| GIVEN EXERCISE |
Work through the listing below and count the lines that hold "text". Answer with the number alone.

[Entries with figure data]
####################

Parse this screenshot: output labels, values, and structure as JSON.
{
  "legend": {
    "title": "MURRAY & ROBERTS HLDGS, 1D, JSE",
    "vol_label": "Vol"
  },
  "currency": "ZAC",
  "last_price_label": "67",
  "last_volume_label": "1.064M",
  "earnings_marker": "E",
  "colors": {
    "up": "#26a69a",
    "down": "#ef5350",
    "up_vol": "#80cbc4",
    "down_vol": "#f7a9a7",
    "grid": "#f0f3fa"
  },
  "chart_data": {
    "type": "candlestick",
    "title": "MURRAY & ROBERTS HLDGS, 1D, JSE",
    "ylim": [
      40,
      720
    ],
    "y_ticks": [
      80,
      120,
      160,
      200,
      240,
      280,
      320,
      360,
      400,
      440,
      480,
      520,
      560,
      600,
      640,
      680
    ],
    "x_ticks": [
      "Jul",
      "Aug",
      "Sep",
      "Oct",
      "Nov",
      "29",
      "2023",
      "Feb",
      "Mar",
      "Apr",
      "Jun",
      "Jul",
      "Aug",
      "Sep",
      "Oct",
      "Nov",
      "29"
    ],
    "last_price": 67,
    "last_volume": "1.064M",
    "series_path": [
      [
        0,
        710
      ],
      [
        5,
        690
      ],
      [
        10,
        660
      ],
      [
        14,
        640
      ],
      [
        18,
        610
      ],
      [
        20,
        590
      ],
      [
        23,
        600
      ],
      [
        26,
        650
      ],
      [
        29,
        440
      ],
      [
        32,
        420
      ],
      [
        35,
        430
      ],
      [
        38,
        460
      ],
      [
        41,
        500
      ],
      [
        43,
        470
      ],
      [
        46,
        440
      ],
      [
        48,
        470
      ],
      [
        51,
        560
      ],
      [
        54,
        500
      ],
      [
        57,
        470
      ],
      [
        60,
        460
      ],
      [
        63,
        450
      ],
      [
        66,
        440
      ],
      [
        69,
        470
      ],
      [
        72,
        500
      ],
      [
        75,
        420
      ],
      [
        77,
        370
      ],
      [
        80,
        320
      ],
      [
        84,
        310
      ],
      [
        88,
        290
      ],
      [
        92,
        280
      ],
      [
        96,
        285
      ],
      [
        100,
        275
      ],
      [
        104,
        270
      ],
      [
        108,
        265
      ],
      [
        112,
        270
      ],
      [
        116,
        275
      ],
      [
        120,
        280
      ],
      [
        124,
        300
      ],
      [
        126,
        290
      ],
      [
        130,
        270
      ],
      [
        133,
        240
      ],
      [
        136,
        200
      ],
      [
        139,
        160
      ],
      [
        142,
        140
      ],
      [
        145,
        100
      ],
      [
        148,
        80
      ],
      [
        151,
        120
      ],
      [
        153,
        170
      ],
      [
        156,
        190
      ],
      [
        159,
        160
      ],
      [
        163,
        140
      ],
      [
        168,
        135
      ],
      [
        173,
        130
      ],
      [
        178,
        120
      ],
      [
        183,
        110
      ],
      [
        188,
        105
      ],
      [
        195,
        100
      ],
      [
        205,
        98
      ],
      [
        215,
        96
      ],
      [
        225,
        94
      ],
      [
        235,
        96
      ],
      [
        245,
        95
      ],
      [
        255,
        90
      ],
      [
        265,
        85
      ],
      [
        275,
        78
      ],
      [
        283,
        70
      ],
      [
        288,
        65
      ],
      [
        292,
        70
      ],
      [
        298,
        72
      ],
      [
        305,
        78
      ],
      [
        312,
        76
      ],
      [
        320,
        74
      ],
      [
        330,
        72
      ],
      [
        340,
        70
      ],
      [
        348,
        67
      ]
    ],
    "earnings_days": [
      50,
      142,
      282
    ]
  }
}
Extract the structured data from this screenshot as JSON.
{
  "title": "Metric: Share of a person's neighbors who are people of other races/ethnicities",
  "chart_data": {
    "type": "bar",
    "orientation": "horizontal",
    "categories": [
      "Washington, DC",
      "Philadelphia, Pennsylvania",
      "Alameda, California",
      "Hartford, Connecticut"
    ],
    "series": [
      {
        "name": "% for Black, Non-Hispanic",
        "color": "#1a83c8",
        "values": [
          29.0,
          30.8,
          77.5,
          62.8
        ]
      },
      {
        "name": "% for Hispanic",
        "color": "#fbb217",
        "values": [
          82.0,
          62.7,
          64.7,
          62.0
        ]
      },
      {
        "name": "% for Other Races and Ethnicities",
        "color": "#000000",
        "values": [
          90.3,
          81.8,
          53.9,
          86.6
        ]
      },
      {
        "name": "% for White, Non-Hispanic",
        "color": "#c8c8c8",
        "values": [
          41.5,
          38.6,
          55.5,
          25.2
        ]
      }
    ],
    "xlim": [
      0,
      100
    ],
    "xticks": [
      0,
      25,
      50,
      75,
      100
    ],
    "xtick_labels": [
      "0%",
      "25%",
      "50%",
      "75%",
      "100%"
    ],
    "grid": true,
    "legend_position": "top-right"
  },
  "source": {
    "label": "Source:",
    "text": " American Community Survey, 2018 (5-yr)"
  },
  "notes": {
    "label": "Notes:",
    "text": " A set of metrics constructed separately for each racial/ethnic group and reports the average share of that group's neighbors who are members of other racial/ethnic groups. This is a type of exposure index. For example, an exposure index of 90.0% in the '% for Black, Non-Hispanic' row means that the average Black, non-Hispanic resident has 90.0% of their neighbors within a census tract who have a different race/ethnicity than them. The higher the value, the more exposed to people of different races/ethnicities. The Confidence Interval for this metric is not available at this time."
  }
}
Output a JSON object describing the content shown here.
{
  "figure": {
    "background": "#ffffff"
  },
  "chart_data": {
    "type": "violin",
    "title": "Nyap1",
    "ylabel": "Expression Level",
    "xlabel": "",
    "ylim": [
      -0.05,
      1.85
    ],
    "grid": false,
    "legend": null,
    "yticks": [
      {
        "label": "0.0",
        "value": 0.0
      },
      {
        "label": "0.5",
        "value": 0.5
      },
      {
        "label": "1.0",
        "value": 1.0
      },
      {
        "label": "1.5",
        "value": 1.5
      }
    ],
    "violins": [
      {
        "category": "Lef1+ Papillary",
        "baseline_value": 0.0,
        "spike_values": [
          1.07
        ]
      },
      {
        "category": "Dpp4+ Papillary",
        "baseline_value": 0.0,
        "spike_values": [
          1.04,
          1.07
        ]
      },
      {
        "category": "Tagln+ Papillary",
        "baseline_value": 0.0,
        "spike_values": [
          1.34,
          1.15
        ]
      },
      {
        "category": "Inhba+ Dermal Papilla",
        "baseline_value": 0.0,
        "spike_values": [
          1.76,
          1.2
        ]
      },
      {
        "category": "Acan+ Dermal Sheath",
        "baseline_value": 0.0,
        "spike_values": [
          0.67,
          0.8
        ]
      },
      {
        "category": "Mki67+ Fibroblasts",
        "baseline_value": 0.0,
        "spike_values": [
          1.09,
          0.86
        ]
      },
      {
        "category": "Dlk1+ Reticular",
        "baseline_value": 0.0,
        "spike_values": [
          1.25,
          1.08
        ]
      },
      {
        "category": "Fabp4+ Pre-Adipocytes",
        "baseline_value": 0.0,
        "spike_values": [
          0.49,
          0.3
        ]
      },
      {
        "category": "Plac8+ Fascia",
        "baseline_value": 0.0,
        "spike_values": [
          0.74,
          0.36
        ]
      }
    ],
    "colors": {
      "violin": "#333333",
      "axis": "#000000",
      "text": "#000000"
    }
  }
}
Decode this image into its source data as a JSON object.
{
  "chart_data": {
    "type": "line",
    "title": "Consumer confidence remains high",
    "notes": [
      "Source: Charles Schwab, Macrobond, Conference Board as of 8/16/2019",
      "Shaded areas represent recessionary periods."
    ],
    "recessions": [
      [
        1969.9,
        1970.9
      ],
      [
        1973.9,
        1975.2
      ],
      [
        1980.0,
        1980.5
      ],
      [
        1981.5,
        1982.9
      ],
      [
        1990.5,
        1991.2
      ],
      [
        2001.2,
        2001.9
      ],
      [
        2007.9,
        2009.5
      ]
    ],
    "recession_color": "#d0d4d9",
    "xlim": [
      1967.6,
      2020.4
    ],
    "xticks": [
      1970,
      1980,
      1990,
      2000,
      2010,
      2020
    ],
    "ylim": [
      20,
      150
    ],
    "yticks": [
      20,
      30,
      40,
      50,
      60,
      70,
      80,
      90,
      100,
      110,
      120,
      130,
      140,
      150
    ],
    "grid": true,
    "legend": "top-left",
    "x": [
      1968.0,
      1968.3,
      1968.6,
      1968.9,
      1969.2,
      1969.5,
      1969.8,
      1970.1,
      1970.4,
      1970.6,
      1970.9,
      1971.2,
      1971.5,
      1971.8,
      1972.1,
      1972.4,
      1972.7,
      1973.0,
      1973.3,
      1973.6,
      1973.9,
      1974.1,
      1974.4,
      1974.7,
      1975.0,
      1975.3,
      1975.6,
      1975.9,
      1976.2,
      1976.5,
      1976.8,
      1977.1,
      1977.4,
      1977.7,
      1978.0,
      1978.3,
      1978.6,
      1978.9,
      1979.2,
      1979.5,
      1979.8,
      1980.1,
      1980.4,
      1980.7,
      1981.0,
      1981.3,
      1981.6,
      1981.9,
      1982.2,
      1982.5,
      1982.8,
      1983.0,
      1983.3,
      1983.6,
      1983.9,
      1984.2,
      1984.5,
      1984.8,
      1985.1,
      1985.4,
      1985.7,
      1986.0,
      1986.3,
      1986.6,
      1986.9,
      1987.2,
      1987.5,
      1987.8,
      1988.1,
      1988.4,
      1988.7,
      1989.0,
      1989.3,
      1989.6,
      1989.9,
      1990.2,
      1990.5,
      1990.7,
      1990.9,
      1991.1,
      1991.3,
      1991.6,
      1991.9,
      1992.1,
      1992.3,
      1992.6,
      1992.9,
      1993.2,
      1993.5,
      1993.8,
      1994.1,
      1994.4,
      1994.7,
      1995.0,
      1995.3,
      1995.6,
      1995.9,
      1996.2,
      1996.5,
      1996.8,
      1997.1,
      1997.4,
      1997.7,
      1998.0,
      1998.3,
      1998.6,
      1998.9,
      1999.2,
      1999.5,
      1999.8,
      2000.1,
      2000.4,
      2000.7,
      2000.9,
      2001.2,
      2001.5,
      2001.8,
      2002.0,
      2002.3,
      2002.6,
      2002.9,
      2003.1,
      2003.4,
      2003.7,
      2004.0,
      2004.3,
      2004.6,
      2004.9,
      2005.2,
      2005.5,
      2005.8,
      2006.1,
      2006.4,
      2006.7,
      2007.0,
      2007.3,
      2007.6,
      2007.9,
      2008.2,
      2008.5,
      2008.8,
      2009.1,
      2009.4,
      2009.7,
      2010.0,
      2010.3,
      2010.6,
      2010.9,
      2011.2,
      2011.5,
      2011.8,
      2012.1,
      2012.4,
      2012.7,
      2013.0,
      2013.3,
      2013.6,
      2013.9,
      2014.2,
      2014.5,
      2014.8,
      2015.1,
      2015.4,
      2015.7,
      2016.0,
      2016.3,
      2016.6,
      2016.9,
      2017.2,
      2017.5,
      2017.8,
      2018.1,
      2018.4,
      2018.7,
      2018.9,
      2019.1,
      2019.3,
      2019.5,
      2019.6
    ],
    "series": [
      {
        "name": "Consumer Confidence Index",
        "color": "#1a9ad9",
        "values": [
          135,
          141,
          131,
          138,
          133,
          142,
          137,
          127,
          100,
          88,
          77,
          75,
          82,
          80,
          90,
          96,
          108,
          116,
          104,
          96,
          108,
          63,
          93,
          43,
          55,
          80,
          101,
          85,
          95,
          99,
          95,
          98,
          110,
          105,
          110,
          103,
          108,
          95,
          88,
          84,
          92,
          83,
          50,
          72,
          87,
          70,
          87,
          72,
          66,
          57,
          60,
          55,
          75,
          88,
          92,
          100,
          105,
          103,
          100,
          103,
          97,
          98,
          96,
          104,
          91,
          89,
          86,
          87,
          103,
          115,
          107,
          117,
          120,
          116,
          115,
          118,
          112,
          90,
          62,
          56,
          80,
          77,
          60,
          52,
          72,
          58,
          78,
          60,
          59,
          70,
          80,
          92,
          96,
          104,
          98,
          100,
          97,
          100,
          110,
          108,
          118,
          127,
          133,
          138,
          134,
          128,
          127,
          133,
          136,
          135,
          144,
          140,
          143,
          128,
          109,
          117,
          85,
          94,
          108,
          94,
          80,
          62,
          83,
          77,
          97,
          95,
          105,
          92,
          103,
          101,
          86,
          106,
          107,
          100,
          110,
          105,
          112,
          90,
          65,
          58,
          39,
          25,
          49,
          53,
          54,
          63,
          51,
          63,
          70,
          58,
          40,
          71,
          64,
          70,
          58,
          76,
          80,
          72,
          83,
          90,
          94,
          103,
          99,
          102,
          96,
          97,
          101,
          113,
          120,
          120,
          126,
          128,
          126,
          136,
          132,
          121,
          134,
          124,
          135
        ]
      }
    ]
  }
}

####################

| RESULT FOR THIS EXERCISE |
3